▶ Brief: Within the material below, find each line bearing the word "screenshot" and present it.

>> start Entries supplied

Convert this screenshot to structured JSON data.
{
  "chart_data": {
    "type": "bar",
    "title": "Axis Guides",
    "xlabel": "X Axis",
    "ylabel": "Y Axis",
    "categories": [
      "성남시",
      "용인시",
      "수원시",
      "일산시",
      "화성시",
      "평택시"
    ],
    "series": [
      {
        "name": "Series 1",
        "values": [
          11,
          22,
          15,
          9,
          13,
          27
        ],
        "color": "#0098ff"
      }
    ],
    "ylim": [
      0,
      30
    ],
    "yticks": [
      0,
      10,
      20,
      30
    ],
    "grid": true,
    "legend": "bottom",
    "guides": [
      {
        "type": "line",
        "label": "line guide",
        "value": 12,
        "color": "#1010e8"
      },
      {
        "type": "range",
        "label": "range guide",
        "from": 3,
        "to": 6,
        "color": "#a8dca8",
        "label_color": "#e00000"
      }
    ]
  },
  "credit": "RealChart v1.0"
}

>> end Entries supplied
>> start Entries supplied

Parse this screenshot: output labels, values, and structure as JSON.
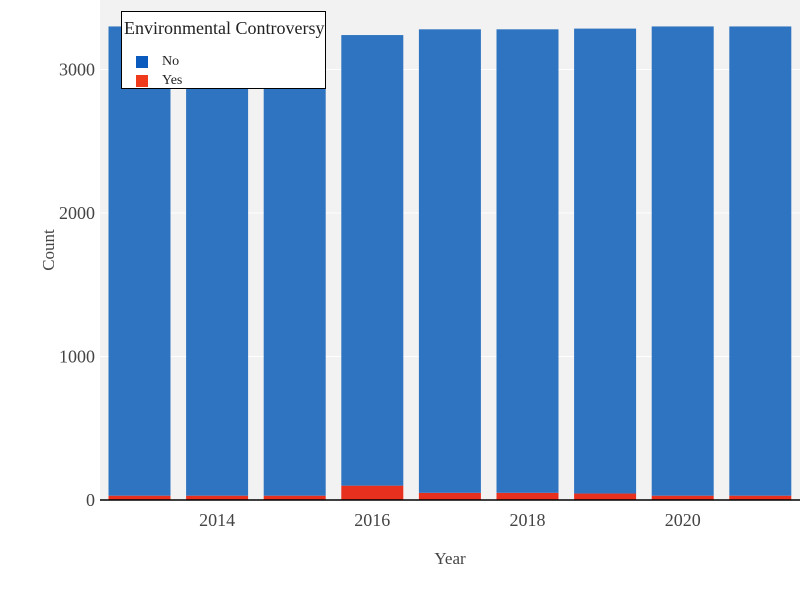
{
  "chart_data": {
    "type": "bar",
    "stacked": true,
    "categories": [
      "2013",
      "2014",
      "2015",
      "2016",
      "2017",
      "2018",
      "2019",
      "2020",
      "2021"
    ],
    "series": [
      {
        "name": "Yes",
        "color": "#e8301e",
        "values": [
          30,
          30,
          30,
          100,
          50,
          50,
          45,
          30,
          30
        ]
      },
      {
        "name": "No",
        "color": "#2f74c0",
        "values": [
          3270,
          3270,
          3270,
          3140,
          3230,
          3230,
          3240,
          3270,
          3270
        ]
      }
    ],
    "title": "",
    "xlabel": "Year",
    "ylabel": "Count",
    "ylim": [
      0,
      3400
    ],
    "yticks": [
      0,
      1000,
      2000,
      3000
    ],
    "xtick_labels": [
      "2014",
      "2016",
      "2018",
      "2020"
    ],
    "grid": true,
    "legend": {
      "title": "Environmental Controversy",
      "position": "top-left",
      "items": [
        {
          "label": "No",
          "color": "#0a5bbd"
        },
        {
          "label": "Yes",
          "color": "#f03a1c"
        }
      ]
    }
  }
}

>> end Entries supplied

▶ Correct result:
Convert this screenshot to structured JSON data.
Parse this screenshot: output labels, values, and structure as JSON.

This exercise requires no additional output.